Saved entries
══════════

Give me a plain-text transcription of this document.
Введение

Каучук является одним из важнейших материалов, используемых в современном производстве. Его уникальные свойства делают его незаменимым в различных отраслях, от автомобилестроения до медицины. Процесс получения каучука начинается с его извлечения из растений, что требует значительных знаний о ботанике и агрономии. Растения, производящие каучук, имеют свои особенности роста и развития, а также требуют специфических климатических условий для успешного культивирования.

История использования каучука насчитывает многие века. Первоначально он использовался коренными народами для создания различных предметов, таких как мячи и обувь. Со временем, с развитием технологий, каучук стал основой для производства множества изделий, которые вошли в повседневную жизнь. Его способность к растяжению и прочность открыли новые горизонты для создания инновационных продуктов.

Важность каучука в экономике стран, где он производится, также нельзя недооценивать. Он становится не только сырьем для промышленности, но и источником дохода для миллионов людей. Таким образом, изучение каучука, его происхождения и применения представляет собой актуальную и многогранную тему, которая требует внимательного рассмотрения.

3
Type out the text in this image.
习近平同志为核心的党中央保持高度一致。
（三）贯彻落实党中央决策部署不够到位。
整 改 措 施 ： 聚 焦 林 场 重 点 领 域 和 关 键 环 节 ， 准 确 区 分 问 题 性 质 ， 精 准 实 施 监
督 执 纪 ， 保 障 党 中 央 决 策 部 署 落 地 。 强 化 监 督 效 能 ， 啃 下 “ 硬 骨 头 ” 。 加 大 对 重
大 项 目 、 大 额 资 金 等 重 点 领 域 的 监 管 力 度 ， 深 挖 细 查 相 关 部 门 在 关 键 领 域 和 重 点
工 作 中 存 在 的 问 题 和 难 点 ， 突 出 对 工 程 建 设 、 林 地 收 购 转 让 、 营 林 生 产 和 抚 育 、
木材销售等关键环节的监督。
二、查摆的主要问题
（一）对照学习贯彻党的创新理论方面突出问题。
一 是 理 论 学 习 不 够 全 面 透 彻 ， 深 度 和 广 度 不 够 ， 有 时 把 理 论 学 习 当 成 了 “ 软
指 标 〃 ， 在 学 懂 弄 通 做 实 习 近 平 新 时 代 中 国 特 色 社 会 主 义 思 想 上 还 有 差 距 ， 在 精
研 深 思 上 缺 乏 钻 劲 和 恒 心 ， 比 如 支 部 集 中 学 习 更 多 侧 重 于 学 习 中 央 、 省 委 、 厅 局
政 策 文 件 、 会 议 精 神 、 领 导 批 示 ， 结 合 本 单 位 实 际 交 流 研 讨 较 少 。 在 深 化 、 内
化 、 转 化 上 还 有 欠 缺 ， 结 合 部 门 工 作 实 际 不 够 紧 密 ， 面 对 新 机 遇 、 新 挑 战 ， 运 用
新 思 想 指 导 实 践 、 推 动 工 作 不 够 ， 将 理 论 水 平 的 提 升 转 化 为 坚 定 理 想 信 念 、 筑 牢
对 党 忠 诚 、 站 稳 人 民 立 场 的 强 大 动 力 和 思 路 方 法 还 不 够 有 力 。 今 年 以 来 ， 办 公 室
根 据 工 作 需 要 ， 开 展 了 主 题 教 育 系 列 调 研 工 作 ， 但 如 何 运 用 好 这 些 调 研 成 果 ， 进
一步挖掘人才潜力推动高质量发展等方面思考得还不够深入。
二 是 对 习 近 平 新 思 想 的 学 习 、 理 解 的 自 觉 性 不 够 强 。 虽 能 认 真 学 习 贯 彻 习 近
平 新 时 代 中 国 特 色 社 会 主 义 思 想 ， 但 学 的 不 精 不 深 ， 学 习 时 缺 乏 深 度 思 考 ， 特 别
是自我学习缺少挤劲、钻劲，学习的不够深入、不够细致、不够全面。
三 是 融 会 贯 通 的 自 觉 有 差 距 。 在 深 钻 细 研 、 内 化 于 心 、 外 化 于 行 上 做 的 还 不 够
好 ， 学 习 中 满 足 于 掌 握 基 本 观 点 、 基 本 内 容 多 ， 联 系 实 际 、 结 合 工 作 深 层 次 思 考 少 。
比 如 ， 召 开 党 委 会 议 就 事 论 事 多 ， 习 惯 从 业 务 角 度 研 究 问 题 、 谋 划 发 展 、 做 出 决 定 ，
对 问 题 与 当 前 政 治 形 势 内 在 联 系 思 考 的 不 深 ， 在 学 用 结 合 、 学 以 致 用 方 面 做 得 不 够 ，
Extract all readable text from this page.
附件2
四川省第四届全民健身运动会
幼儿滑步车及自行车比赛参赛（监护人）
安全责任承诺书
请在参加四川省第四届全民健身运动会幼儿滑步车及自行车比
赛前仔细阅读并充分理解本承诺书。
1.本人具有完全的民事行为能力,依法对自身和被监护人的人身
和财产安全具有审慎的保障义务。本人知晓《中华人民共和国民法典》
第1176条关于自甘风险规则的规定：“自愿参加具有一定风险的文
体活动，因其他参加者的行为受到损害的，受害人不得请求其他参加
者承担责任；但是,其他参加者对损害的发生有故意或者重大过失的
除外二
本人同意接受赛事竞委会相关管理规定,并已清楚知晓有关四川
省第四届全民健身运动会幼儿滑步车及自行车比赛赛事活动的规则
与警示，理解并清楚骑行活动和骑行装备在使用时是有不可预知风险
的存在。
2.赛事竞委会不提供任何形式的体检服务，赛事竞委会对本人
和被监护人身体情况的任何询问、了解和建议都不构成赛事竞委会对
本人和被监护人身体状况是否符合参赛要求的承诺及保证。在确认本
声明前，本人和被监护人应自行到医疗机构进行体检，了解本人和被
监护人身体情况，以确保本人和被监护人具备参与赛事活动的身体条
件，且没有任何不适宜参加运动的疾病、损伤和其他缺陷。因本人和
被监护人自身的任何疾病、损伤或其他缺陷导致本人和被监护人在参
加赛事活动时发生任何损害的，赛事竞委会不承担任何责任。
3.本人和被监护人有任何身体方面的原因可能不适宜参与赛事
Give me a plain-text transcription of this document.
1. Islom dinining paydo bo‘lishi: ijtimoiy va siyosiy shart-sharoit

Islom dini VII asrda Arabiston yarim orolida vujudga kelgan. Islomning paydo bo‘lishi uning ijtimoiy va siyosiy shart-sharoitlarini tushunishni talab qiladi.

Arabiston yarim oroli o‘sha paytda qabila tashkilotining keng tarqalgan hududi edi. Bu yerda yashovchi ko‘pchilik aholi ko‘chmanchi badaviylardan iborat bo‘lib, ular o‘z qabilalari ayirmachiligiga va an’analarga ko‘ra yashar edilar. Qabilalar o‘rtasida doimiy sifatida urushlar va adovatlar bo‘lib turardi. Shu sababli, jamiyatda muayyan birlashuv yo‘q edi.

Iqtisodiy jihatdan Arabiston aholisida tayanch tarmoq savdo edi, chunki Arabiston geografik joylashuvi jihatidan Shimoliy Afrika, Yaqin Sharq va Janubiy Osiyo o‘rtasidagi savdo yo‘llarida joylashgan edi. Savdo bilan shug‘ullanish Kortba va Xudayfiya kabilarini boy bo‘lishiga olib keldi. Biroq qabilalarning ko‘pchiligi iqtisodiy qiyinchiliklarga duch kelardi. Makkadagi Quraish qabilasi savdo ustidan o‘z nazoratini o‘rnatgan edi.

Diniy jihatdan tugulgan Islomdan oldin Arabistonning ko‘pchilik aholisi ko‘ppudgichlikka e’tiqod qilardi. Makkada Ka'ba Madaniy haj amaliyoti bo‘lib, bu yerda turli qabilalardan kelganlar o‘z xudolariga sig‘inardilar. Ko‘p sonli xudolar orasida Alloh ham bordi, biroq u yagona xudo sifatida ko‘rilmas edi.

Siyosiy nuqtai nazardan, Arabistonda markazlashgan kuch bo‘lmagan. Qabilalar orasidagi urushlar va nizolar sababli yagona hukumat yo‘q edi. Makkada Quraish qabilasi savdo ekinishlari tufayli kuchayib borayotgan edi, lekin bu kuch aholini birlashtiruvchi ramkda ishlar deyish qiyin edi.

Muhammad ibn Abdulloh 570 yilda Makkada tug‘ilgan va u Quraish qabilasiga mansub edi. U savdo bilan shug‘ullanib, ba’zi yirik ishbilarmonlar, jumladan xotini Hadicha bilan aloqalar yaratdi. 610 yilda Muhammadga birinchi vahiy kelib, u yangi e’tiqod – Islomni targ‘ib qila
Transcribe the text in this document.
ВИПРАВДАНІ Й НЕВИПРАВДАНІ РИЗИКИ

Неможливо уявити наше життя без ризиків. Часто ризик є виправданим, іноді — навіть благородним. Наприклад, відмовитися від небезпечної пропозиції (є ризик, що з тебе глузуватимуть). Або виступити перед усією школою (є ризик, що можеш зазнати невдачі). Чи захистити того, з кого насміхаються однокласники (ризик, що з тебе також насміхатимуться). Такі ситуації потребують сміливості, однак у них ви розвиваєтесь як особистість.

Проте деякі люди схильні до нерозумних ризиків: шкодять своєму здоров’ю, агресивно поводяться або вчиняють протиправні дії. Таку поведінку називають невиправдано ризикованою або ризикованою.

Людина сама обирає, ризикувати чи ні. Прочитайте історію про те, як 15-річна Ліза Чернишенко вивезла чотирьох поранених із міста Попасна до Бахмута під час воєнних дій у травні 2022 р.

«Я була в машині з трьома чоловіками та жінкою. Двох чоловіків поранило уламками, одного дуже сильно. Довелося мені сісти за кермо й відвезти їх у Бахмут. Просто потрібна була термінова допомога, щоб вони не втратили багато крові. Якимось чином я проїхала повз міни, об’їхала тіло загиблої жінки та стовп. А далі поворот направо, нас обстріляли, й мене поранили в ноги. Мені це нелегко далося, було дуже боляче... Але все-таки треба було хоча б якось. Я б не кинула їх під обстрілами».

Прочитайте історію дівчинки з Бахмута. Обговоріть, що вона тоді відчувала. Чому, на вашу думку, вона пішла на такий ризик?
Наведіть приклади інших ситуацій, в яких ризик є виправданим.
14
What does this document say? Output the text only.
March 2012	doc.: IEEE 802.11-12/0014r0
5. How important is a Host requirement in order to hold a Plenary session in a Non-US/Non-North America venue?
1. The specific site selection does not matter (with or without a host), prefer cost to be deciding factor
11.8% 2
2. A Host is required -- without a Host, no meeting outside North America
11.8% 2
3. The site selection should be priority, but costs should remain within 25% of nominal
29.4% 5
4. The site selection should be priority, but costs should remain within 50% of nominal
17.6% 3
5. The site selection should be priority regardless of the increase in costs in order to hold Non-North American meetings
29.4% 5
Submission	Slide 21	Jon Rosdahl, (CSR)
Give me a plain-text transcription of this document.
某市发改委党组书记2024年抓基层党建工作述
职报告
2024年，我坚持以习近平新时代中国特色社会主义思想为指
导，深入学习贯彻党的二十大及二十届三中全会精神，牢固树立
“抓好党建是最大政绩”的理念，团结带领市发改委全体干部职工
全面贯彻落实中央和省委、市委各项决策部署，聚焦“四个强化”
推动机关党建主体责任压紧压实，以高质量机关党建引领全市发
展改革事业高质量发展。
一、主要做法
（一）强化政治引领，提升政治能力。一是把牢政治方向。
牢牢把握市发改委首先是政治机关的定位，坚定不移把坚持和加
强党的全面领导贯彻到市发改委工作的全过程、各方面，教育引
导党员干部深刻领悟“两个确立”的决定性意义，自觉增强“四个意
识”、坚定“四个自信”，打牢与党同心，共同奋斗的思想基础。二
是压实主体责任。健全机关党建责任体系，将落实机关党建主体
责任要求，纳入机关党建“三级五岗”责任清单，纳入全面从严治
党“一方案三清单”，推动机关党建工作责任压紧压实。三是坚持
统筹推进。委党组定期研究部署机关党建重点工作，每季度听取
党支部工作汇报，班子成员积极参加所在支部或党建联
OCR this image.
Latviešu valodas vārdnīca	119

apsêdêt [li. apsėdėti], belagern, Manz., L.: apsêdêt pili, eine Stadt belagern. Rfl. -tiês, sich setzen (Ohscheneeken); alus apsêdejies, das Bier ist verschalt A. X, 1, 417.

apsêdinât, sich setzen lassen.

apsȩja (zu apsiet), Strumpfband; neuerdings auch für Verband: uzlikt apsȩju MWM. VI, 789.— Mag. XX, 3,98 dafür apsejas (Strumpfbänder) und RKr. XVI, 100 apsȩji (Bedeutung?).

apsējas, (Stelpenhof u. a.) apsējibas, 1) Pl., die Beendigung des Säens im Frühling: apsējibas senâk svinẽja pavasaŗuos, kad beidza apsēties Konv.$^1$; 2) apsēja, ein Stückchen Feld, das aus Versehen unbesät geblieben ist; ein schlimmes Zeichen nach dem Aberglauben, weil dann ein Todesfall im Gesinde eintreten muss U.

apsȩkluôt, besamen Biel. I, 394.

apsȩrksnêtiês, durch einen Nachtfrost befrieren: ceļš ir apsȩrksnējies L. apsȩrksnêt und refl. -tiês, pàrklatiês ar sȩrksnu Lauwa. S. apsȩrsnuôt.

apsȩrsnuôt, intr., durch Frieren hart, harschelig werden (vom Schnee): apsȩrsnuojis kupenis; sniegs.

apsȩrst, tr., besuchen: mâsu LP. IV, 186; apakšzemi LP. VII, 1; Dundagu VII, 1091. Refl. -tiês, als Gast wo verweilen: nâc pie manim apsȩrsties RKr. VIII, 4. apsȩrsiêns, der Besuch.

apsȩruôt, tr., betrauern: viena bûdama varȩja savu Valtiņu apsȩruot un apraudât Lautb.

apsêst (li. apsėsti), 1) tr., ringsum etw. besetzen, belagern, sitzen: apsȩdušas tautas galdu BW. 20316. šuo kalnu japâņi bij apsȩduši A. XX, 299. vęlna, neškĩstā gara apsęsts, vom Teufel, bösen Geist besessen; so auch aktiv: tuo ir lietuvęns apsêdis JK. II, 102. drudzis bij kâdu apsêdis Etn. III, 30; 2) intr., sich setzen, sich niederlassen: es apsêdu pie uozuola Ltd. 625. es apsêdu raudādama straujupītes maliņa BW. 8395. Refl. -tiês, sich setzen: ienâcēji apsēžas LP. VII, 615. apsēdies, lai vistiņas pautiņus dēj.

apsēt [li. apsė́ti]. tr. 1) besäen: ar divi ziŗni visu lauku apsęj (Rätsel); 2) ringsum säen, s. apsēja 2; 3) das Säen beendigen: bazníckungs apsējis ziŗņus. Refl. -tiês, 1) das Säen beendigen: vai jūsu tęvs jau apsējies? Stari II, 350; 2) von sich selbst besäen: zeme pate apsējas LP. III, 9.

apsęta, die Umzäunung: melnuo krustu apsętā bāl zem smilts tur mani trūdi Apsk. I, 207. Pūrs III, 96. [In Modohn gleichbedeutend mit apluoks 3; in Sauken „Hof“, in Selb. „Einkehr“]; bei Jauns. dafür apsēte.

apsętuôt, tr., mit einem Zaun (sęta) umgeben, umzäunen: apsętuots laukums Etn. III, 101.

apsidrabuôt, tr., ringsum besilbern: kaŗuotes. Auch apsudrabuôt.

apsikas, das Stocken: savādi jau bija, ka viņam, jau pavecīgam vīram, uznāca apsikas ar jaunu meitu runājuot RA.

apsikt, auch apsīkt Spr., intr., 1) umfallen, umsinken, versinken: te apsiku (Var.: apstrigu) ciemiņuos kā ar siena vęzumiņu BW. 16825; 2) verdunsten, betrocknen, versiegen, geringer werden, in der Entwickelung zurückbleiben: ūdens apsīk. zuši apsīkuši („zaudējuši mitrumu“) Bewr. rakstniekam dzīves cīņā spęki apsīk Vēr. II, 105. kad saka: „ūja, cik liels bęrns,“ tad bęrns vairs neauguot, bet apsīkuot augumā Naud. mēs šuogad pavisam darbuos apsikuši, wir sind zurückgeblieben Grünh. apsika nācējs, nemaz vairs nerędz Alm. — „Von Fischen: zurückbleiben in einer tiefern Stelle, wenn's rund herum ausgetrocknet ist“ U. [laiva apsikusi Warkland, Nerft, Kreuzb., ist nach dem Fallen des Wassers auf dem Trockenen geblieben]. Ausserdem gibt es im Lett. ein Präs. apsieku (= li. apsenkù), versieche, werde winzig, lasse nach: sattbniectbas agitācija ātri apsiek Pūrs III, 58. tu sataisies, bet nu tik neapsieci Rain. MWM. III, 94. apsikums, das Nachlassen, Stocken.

══════════

→ Written instruction
Filter the entries down to the lines with the word "jihatdan" in them.

→ Solution for this task
Iqtisodiy jihatdan Arabiston aholisida tayanch tarmoq savdo edi, chunki Arabiston geografik joylashuvi jihatidan Shimoliy Afrika, Yaqin Sharq va Janubiy Osiyo o‘rtasidagi savdo yo‘llarida joylashgan edi. Savdo bilan shug‘ullanish Kortba va Xudayfiya kabilarini boy bo‘lishiga olib keldi. Biroq qabilalarning ko‘pchiligi iqtisodiy qiyinchiliklarga duch kelardi. Makkadagi Quraish qabilasi savdo ustidan o‘z nazoratini o‘rnatgan edi.
Diniy jihatdan tugulgan Islomdan oldin Arabistonning ko‘pchilik aholisi ko‘ppudgichlikka e’tiqod qilardi. Makkada Ka'ba Madaniy haj amaliyoti bo‘lib, bu yerda turli qabilalardan kelganlar o‘z xudolariga sig‘inardilar. Ko‘p sonli xudolar orasida Alloh ham bordi, biroq u yagona xudo sifatida ko‘rilmas edi.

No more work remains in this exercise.